§ TASK DESCRIPTION:
Each line below is to be written out in full, exactly as shown.

§ RECORDS:
━━━━━━━━━━━━━━━━━━━━━━━━━━━━━━
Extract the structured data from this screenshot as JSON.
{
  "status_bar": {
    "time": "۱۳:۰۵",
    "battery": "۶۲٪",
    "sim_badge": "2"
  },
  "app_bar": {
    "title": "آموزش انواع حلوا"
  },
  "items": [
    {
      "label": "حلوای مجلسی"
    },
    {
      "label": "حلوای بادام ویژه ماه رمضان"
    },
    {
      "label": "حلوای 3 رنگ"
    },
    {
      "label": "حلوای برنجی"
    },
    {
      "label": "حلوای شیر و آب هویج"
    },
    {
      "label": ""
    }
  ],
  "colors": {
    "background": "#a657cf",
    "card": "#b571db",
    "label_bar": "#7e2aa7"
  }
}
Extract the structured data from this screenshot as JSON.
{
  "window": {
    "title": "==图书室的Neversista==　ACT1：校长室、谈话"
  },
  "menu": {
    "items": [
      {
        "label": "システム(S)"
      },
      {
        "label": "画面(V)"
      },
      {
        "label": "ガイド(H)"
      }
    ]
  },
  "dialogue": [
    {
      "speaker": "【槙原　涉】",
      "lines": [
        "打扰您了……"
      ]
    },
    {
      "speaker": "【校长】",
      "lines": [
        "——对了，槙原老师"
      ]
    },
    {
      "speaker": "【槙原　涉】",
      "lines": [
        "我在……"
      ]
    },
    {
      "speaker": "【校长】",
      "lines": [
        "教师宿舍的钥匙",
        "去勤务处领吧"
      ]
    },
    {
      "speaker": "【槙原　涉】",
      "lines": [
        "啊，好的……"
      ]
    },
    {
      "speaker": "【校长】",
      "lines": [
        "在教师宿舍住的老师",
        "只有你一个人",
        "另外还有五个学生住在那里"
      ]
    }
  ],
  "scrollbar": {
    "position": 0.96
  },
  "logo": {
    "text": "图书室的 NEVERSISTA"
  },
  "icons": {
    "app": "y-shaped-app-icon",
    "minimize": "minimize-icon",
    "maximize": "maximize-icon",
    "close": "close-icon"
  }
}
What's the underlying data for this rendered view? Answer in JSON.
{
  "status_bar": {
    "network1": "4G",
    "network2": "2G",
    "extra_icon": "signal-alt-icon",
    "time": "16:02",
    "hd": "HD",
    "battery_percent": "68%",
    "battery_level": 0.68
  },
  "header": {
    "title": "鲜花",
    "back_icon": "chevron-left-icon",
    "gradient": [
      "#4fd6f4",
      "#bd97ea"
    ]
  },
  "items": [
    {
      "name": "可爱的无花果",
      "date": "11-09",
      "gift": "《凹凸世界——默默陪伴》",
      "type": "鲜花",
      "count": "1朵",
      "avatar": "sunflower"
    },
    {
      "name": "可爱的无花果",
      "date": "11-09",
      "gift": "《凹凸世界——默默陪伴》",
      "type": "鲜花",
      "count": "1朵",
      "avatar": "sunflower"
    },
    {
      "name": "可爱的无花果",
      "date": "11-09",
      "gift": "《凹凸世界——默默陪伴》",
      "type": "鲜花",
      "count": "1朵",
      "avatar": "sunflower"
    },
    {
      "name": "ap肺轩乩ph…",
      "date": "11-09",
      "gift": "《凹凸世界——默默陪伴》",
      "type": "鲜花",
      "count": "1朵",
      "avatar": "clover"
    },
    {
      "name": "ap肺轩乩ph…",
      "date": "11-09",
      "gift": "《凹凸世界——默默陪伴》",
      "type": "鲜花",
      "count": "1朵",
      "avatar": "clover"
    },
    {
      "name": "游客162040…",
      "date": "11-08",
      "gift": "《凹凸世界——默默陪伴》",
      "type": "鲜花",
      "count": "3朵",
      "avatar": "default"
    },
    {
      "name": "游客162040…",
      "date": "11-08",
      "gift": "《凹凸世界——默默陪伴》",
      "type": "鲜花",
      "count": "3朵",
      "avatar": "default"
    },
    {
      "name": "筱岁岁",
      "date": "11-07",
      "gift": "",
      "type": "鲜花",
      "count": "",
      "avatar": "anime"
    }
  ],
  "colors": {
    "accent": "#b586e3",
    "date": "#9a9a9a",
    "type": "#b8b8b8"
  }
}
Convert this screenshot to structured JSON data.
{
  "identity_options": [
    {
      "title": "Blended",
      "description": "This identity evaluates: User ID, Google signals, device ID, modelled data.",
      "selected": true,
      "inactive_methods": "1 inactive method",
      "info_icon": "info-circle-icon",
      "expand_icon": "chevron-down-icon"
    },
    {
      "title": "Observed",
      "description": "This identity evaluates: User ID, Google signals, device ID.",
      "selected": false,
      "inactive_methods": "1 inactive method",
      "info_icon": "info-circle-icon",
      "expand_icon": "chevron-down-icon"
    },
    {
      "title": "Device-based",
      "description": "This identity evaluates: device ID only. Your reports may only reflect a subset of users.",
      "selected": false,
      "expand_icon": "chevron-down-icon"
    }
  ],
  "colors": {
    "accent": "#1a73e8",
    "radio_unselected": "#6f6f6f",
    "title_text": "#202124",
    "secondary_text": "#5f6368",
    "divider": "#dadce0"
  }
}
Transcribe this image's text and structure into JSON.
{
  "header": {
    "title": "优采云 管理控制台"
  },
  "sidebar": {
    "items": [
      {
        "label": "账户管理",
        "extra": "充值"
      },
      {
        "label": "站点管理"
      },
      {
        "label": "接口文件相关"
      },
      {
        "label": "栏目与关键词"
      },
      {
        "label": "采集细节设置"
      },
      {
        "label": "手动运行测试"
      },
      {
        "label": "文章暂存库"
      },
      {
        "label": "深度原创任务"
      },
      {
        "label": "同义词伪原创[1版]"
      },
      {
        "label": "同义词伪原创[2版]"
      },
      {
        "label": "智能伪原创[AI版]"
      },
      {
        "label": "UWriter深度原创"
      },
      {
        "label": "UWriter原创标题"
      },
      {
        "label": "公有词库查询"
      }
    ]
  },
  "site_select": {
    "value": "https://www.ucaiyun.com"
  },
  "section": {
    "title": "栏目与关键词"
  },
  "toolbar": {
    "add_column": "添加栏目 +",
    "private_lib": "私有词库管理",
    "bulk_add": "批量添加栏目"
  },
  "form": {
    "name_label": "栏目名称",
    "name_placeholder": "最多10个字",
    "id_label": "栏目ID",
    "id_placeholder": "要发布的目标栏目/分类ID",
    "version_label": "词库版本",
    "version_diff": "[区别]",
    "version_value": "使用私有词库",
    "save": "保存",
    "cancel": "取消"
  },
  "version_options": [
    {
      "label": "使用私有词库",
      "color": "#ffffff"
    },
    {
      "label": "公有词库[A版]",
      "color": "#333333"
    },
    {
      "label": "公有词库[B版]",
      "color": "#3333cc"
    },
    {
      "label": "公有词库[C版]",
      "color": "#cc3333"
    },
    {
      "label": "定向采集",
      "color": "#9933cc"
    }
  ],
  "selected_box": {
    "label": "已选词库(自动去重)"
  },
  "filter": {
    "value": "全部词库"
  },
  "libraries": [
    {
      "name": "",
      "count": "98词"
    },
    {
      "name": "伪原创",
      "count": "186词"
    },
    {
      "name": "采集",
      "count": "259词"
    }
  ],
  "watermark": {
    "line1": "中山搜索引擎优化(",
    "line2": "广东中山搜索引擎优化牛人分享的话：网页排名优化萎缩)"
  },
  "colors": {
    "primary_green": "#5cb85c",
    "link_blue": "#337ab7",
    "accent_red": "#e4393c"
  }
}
━━━━━━━━━━━━━━━━━━━━━━━━━━━━━━
§ FULL ANSWER:
Extract the structured data from this screenshot as JSON.
{
  "status_bar": {
    "time": "۱۳:۰۵",
    "battery": "۶۲٪",
    "sim_badge": "2"
  },
  "app_bar": {
    "title": "آموزش انواع حلوا"
  },
  "items": [
    {
      "label": "حلوای مجلسی"
    },
    {
      "label": "حلوای بادام ویژه ماه رمضان"
    },
    {
      "label": "حلوای 3 رنگ"
    },
    {
      "label": "حلوای برنجی"
    },
    {
      "label": "حلوای شیر و آب هویج"
    },
    {
      "label": ""
    }
  ],
  "colors": {
    "background": "#a657cf",
    "card": "#b571db",
    "label_bar": "#7e2aa7"
  }
}
Extract the structured data from this screenshot as JSON.
{
  "window": {
    "title": "==图书室的Neversista==　ACT1：校长室、谈话"
  },
  "menu": {
    "items": [
      {
        "label": "システム(S)"
      },
      {
        "label": "画面(V)"
      },
      {
        "label": "ガイド(H)"
      }
    ]
  },
  "dialogue": [
    {
      "speaker": "【槙原　涉】",
      "lines": [
        "打扰您了……"
      ]
    },
    {
      "speaker": "【校长】",
      "lines": [
        "——对了，槙原老师"
      ]
    },
    {
      "speaker": "【槙原　涉】",
      "lines": [
        "我在……"
      ]
    },
    {
      "speaker": "【校长】",
      "lines": [
        "教师宿舍的钥匙",
        "去勤务处领吧"
      ]
    },
    {
      "speaker": "【槙原　涉】",
      "lines": [
        "啊，好的……"
      ]
    },
    {
      "speaker": "【校长】",
      "lines": [
        "在教师宿舍住的老师",
        "只有你一个人",
        "另外还有五个学生住在那里"
      ]
    }
  ],
  "scrollbar": {
    "position": 0.96
  },
  "logo": {
    "text": "图书室的 NEVERSISTA"
  },
  "icons": {
    "app": "y-shaped-app-icon",
    "minimize": "minimize-icon",
    "maximize": "maximize-icon",
    "close": "close-icon"
  }
}
What's the underlying data for this rendered view? Answer in JSON.
{
  "status_bar": {
    "network1": "4G",
    "network2": "2G",
    "extra_icon": "signal-alt-icon",
    "time": "16:02",
    "hd": "HD",
    "battery_percent": "68%",
    "battery_level": 0.68
  },
  "header": {
    "title": "鲜花",
    "back_icon": "chevron-left-icon",
    "gradient": [
      "#4fd6f4",
      "#bd97ea"
    ]
  },
  "items": [
    {
      "name": "可爱的无花果",
      "date": "11-09",
      "gift": "《凹凸世界——默默陪伴》",
      "type": "鲜花",
      "count": "1朵",
      "avatar": "sunflower"
    },
    {
      "name": "可爱的无花果",
      "date": "11-09",
      "gift": "《凹凸世界——默默陪伴》",
      "type": "鲜花",
      "count": "1朵",
      "avatar": "sunflower"
    },
    {
      "name": "可爱的无花果",
      "date": "11-09",
      "gift": "《凹凸世界——默默陪伴》",
      "type": "鲜花",
      "count": "1朵",
      "avatar": "sunflower"
    },
    {
      "name": "ap肺轩乩ph…",
      "date": "11-09",
      "gift": "《凹凸世界——默默陪伴》",
      "type": "鲜花",
      "count": "1朵",
      "avatar": "clover"
    },
    {
      "name": "ap肺轩乩ph…",
      "date": "11-09",
      "gift": "《凹凸世界——默默陪伴》",
      "type": "鲜花",
      "count": "1朵",
      "avatar": "clover"
    },
    {
      "name": "游客162040…",
      "date": "11-08",
      "gift": "《凹凸世界——默默陪伴》",
      "type": "鲜花",
      "count": "3朵",
      "avatar": "default"
    },
    {
      "name": "游客162040…",
      "date": "11-08",
      "gift": "《凹凸世界——默默陪伴》",
      "type": "鲜花",
      "count": "3朵",
      "avatar": "default"
    },
    {
      "name": "筱岁岁",
      "date": "11-07",
      "gift": "",
      "type": "鲜花",
      "count": "",
      "avatar": "anime"
    }
  ],
  "colors": {
    "accent": "#b586e3",
    "date": "#9a9a9a",
    "type": "#b8b8b8"
  }
}
Convert this screenshot to structured JSON data.
{
  "identity_options": [
    {
      "title": "Blended",
      "description": "This identity evaluates: User ID, Google signals, device ID, modelled data.",
      "selected": true,
      "inactive_methods": "1 inactive method",
      "info_icon": "info-circle-icon",
      "expand_icon": "chevron-down-icon"
    },
    {
      "title": "Observed",
      "description": "This identity evaluates: User ID, Google signals, device ID.",
      "selected": false,
      "inactive_methods": "1 inactive method",
      "info_icon": "info-circle-icon",
      "expand_icon": "chevron-down-icon"
    },
    {
      "title": "Device-based",
      "description": "This identity evaluates: device ID only. Your reports may only reflect a subset of users.",
      "selected": false,
      "expand_icon": "chevron-down-icon"
    }
  ],
  "colors": {
    "accent": "#1a73e8",
    "radio_unselected": "#6f6f6f",
    "title_text": "#202124",
    "secondary_text": "#5f6368",
    "divider": "#dadce0"
  }
}
Transcribe this image's text and structure into JSON.
{
  "header": {
    "title": "优采云 管理控制台"
  },
  "sidebar": {
    "items": [
      {
        "label": "账户管理",
        "extra": "充值"
      },
      {
        "label": "站点管理"
      },
      {
        "label": "接口文件相关"
      },
      {
        "label": "栏目与关键词"
      },
      {
        "label": "采集细节设置"
      },
      {
        "label": "手动运行测试"
      },
      {
        "label": "文章暂存库"
      },
      {
        "label": "深度原创任务"
      },
      {
        "label": "同义词伪原创[1版]"
      },
      {
        "label": "同义词伪原创[2版]"
      },
      {
        "label": "智能伪原创[AI版]"
      },
      {
        "label": "UWriter深度原创"
      },
      {
        "label": "UWriter原创标题"
      },
      {
        "label": "公有词库查询"
      }
    ]
  },
  "site_select": {
    "value": "https://www.ucaiyun.com"
  },
  "section": {
    "title": "栏目与关键词"
  },
  "toolbar": {
    "add_column": "添加栏目 +",
    "private_lib": "私有词库管理",
    "bulk_add": "批量添加栏目"
  },
  "form": {
    "name_label": "栏目名称",
    "name_placeholder": "最多10个字",
    "id_label": "栏目ID",
    "id_placeholder": "要发布的目标栏目/分类ID",
    "version_label": "词库版本",
    "version_diff": "[区别]",
    "version_value": "使用私有词库",
    "save": "保存",
    "cancel": "取消"
  },
  "version_options": [
    {
      "label": "使用私有词库",
      "color": "#ffffff"
    },
    {
      "label": "公有词库[A版]",
      "color": "#333333"
    },
    {
      "label": "公有词库[B版]",
      "color": "#3333cc"
    },
    {
      "label": "公有词库[C版]",
      "color": "#cc3333"
    },
    {
      "label": "定向采集",
      "color": "#9933cc"
    }
  ],
  "selected_box": {
    "label": "已选词库(自动去重)"
  },
  "filter": {
    "value": "全部词库"
  },
  "libraries": [
    {
      "name": "",
      "count": "98词"
    },
    {
      "name": "伪原创",
      "count": "186词"
    },
    {
      "name": "采集",
      "count": "259词"
    }
  ],
  "watermark": {
    "line1": "中山搜索引擎优化(",
    "line2": "广东中山搜索引擎优化牛人分享的话：网页排名优化萎缩)"
  },
  "colors": {
    "primary_green": "#5cb85c",
    "link_blue": "#337ab7",
    "accent_red": "#e4393c"
  }
}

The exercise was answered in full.